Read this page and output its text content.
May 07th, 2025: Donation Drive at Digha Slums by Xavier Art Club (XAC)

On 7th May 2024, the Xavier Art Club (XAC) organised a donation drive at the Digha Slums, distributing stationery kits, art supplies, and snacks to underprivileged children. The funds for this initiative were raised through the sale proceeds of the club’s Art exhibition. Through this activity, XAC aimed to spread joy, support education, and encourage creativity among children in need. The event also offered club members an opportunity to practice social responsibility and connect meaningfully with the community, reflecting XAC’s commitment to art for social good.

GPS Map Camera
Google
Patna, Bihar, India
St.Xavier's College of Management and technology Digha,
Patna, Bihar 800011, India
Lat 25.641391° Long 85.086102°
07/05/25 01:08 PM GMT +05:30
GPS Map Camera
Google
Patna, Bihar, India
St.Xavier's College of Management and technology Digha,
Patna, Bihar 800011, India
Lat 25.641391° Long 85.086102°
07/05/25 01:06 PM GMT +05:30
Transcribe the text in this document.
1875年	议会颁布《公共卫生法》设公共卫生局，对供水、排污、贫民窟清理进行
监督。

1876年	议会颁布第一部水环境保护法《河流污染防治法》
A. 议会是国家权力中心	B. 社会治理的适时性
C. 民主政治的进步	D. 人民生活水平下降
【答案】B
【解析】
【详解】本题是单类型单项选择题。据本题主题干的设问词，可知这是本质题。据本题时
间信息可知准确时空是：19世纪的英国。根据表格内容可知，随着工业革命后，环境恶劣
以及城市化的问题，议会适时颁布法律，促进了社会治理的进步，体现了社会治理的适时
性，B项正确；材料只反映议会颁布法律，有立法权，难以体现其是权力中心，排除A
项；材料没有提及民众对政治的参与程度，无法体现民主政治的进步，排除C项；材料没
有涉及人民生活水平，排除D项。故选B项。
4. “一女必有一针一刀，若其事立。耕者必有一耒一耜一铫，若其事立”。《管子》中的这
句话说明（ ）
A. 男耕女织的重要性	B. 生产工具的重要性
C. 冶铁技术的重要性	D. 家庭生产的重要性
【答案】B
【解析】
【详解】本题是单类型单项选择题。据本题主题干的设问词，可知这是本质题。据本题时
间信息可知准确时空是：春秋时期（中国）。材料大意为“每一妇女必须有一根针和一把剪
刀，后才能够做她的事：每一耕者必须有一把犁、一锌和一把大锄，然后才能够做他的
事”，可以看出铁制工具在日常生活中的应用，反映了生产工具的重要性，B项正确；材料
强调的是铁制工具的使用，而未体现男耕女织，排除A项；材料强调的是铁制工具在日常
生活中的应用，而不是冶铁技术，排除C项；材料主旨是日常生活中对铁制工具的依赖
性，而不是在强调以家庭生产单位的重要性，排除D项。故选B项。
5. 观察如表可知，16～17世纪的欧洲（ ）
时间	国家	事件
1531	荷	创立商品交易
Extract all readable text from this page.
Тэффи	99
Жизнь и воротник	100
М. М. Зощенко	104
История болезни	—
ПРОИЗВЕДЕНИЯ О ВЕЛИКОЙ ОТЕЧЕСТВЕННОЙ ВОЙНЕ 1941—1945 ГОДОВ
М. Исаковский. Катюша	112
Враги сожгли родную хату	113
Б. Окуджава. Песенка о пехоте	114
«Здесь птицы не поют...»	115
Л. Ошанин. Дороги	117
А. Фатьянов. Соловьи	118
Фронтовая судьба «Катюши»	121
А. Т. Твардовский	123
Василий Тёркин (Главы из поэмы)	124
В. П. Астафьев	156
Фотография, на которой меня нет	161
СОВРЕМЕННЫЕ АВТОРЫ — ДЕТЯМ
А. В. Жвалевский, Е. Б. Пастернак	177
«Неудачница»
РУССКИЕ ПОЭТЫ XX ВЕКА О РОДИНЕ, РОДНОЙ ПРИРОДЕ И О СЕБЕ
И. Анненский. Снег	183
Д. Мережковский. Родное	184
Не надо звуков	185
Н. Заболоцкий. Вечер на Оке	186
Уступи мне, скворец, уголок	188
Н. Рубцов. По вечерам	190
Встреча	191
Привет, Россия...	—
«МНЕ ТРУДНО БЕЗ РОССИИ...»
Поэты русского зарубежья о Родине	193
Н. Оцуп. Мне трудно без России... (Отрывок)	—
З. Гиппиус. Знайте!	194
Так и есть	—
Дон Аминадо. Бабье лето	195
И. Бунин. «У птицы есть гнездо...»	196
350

____________

▸ Written problem:
Gather and return every line that holds the string "page".

▸ Complete response:
Read this page and output its text content.
Extract all readable text from this page.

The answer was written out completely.